TASK REQUIREMENTS:
Copy out the items below with "heatmap-cell" swapped for "grid-square" everywhere it appears, changing nothing else. Leave the pictures out.

STORED DATA:
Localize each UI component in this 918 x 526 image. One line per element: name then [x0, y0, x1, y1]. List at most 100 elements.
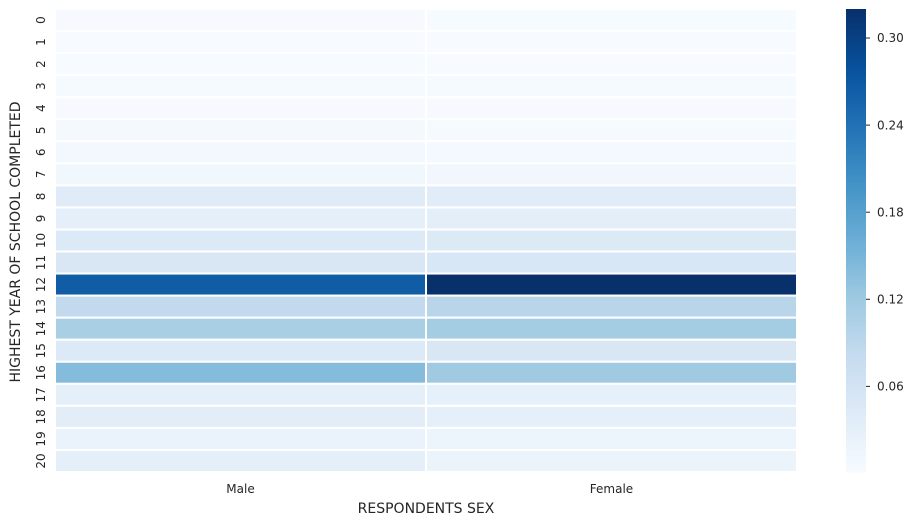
colorbar-segment — [846, 106, 866, 110]
colorbar-segment — [846, 346, 866, 350]
colorbar-segment — [846, 309, 866, 313]
heatmap-cell — [425, 30, 798, 55]
colorbar-segment — [846, 272, 866, 276]
colorbar-segment — [846, 166, 866, 170]
colorbar-segment — [846, 342, 866, 346]
colorbar-segment — [846, 330, 866, 334]
colorbar-segment — [846, 103, 866, 107]
y-tick-label: 6 — [34, 148, 48, 156]
colorbar-segment — [846, 145, 866, 149]
colorbar-segment — [846, 439, 866, 443]
heatmap-cell — [54, 294, 427, 319]
colorbar-segment — [846, 356, 866, 360]
colorbar-segment — [846, 238, 866, 242]
heatmap-cell — [54, 74, 427, 99]
colorbar-segment — [846, 453, 866, 457]
colorbar-segment — [846, 446, 866, 450]
colorbar-segment — [846, 261, 866, 265]
colorbar-segment — [846, 390, 866, 394]
colorbar-segment — [846, 66, 866, 70]
colorbar-segment — [846, 451, 866, 455]
y-tick-label: 20 — [34, 453, 48, 468]
colorbar-segment — [846, 265, 866, 269]
colorbar-segment — [846, 194, 866, 198]
colorbar-segment — [846, 458, 866, 462]
colorbar-segment — [846, 333, 866, 337]
colorbar-segment — [846, 208, 866, 212]
heatmap-cell — [425, 228, 798, 253]
colorbar-segment — [846, 36, 866, 40]
colorbar-segment — [846, 460, 866, 464]
colorbar-segment — [846, 455, 866, 459]
colorbar-segment — [846, 46, 866, 49]
colorbar-segment — [846, 279, 866, 283]
colorbar-segment — [846, 127, 866, 130]
colorbar-segment — [846, 140, 866, 144]
heatmap-cell — [425, 426, 798, 451]
colorbar-segment — [846, 226, 866, 230]
heatmap-cell — [425, 272, 798, 297]
colorbar-segment — [846, 425, 866, 429]
colorbar-segment — [846, 78, 866, 82]
colorbar-segment — [846, 184, 866, 188]
colorbar-segment — [846, 300, 866, 304]
colorbar-segment — [846, 196, 866, 200]
colorbar-segment — [846, 370, 866, 374]
colorbar-segment — [846, 374, 866, 378]
colorbar-segment — [846, 323, 866, 327]
colorbar-tick-label: 0.12 — [877, 292, 904, 306]
heatmap-cell — [425, 52, 798, 77]
colorbar-segment — [846, 441, 866, 445]
heatmap-cell — [54, 96, 427, 121]
colorbar-segment — [846, 233, 866, 237]
colorbar-segment — [846, 62, 866, 66]
colorbar-segment — [846, 20, 866, 24]
colorbar-segment — [846, 101, 866, 105]
colorbar-segment — [846, 108, 866, 112]
colorbar-segment — [846, 203, 866, 207]
heatmap-cell — [54, 162, 427, 187]
colorbar-segment — [846, 59, 866, 63]
colorbar-segment — [846, 305, 866, 309]
colorbar-segment — [846, 29, 866, 33]
heatmap-cell — [425, 404, 798, 429]
y-tick-label: 9 — [34, 215, 48, 223]
colorbar-segment — [846, 367, 866, 371]
colorbar-tick-label: 0.18 — [877, 205, 904, 219]
colorbar-segment — [846, 15, 866, 19]
colorbar-segment — [846, 404, 866, 408]
y-tick-label: 13 — [34, 299, 48, 314]
colorbar-segment — [846, 418, 866, 422]
colorbar-segment — [846, 50, 866, 54]
colorbar-segment — [846, 210, 866, 214]
colorbar-segment — [846, 400, 866, 404]
y-tick-label: 5 — [34, 126, 48, 134]
colorbar-segment — [846, 293, 866, 297]
heatmap-cell — [54, 118, 427, 143]
colorbar-segment — [846, 275, 866, 279]
colorbar-segment — [846, 321, 866, 325]
colorbar-segment — [846, 351, 866, 355]
colorbar-segment — [846, 180, 866, 184]
y-tick-label: 17 — [34, 387, 48, 402]
colorbar-segment — [846, 18, 866, 22]
colorbar-segment — [846, 432, 866, 436]
heatmap-cell — [54, 52, 427, 77]
colorbar-segment — [846, 312, 866, 316]
colorbar-segment — [846, 247, 866, 251]
colorbar-segment — [846, 335, 866, 339]
y-tick-label: 18 — [34, 409, 48, 424]
colorbar-tick-label: 0.24 — [877, 118, 904, 132]
heatmap-cell — [54, 426, 427, 451]
heatmap-cell — [425, 118, 798, 143]
heatmap-cell — [54, 316, 427, 341]
colorbar-segment — [846, 353, 866, 357]
colorbar-segment — [846, 411, 866, 415]
colorbar-segment — [846, 134, 866, 137]
colorbar-segment — [846, 409, 866, 413]
colorbar-segment — [846, 182, 866, 186]
heatmap-cell — [54, 140, 427, 165]
colorbar-segment — [846, 157, 866, 161]
y-tick-label: 7 — [34, 171, 48, 179]
colorbar-segment — [846, 39, 866, 43]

SOLUTION FOR THIS EXERCISE:
Localize each UI component in this 918 x 526 image. One line per element: name then [x0, y0, x1, y1]. List at most 100 elements.
colorbar-segment — [846, 106, 866, 110]
colorbar-segment — [846, 346, 866, 350]
colorbar-segment — [846, 309, 866, 313]
grid-square — [425, 30, 798, 55]
colorbar-segment — [846, 272, 866, 276]
colorbar-segment — [846, 166, 866, 170]
colorbar-segment — [846, 342, 866, 346]
colorbar-segment — [846, 330, 866, 334]
colorbar-segment — [846, 103, 866, 107]
y-tick-label: 6 — [34, 148, 48, 156]
colorbar-segment — [846, 145, 866, 149]
colorbar-segment — [846, 439, 866, 443]
grid-square — [54, 294, 427, 319]
colorbar-segment — [846, 356, 866, 360]
colorbar-segment — [846, 238, 866, 242]
grid-square — [54, 74, 427, 99]
colorbar-segment — [846, 453, 866, 457]
colorbar-segment — [846, 446, 866, 450]
colorbar-segment — [846, 261, 866, 265]
colorbar-segment — [846, 390, 866, 394]
colorbar-segment — [846, 66, 866, 70]
colorbar-segment — [846, 451, 866, 455]
y-tick-label: 20 — [34, 453, 48, 468]
colorbar-segment — [846, 265, 866, 269]
colorbar-segment — [846, 194, 866, 198]
colorbar-segment — [846, 458, 866, 462]
colorbar-segment — [846, 333, 866, 337]
colorbar-segment — [846, 208, 866, 212]
grid-square — [425, 228, 798, 253]
colorbar-segment — [846, 36, 866, 40]
colorbar-segment — [846, 460, 866, 464]
colorbar-segment — [846, 455, 866, 459]
colorbar-segment — [846, 46, 866, 49]
colorbar-segment — [846, 279, 866, 283]
colorbar-segment — [846, 127, 866, 130]
colorbar-segment — [846, 140, 866, 144]
grid-square — [425, 426, 798, 451]
colorbar-segment — [846, 226, 866, 230]
grid-square — [425, 272, 798, 297]
colorbar-segment — [846, 425, 866, 429]
colorbar-segment — [846, 78, 866, 82]
colorbar-segment — [846, 184, 866, 188]
colorbar-segment — [846, 300, 866, 304]
colorbar-segment — [846, 196, 866, 200]
colorbar-segment — [846, 370, 866, 374]
colorbar-segment — [846, 374, 866, 378]
colorbar-segment — [846, 323, 866, 327]
colorbar-tick-label: 0.12 — [877, 292, 904, 306]
grid-square — [425, 52, 798, 77]
colorbar-segment — [846, 441, 866, 445]
grid-square — [54, 96, 427, 121]
colorbar-segment — [846, 233, 866, 237]
colorbar-segment — [846, 62, 866, 66]
colorbar-segment — [846, 20, 866, 24]
colorbar-segment — [846, 101, 866, 105]
colorbar-segment — [846, 108, 866, 112]
colorbar-segment — [846, 203, 866, 207]
grid-square — [54, 162, 427, 187]
colorbar-segment — [846, 59, 866, 63]
colorbar-segment — [846, 305, 866, 309]
colorbar-segment — [846, 29, 866, 33]
grid-square — [425, 404, 798, 429]
y-tick-label: 9 — [34, 215, 48, 223]
colorbar-segment — [846, 367, 866, 371]
colorbar-tick-label: 0.18 — [877, 205, 904, 219]
colorbar-segment — [846, 15, 866, 19]
colorbar-segment — [846, 404, 866, 408]
y-tick-label: 13 — [34, 299, 48, 314]
colorbar-segment — [846, 418, 866, 422]
colorbar-segment — [846, 50, 866, 54]
colorbar-segment — [846, 210, 866, 214]
colorbar-segment — [846, 400, 866, 404]
y-tick-label: 5 — [34, 126, 48, 134]
colorbar-segment — [846, 293, 866, 297]
grid-square — [54, 118, 427, 143]
colorbar-segment — [846, 275, 866, 279]
colorbar-segment — [846, 321, 866, 325]
colorbar-segment — [846, 351, 866, 355]
colorbar-segment — [846, 180, 866, 184]
y-tick-label: 17 — [34, 387, 48, 402]
colorbar-segment — [846, 18, 866, 22]
colorbar-segment — [846, 432, 866, 436]
grid-square — [54, 52, 427, 77]
colorbar-segment — [846, 312, 866, 316]
colorbar-segment — [846, 247, 866, 251]
colorbar-segment — [846, 335, 866, 339]
y-tick-label: 18 — [34, 409, 48, 424]
colorbar-tick-label: 0.24 — [877, 118, 904, 132]
grid-square — [54, 426, 427, 451]
grid-square — [425, 118, 798, 143]
grid-square — [54, 316, 427, 341]
colorbar-segment — [846, 353, 866, 357]
colorbar-segment — [846, 411, 866, 415]
colorbar-segment — [846, 134, 866, 137]
colorbar-segment — [846, 409, 866, 413]
colorbar-segment — [846, 182, 866, 186]
grid-square — [54, 140, 427, 165]
colorbar-segment — [846, 157, 866, 161]
y-tick-label: 7 — [34, 171, 48, 179]
colorbar-segment — [846, 39, 866, 43]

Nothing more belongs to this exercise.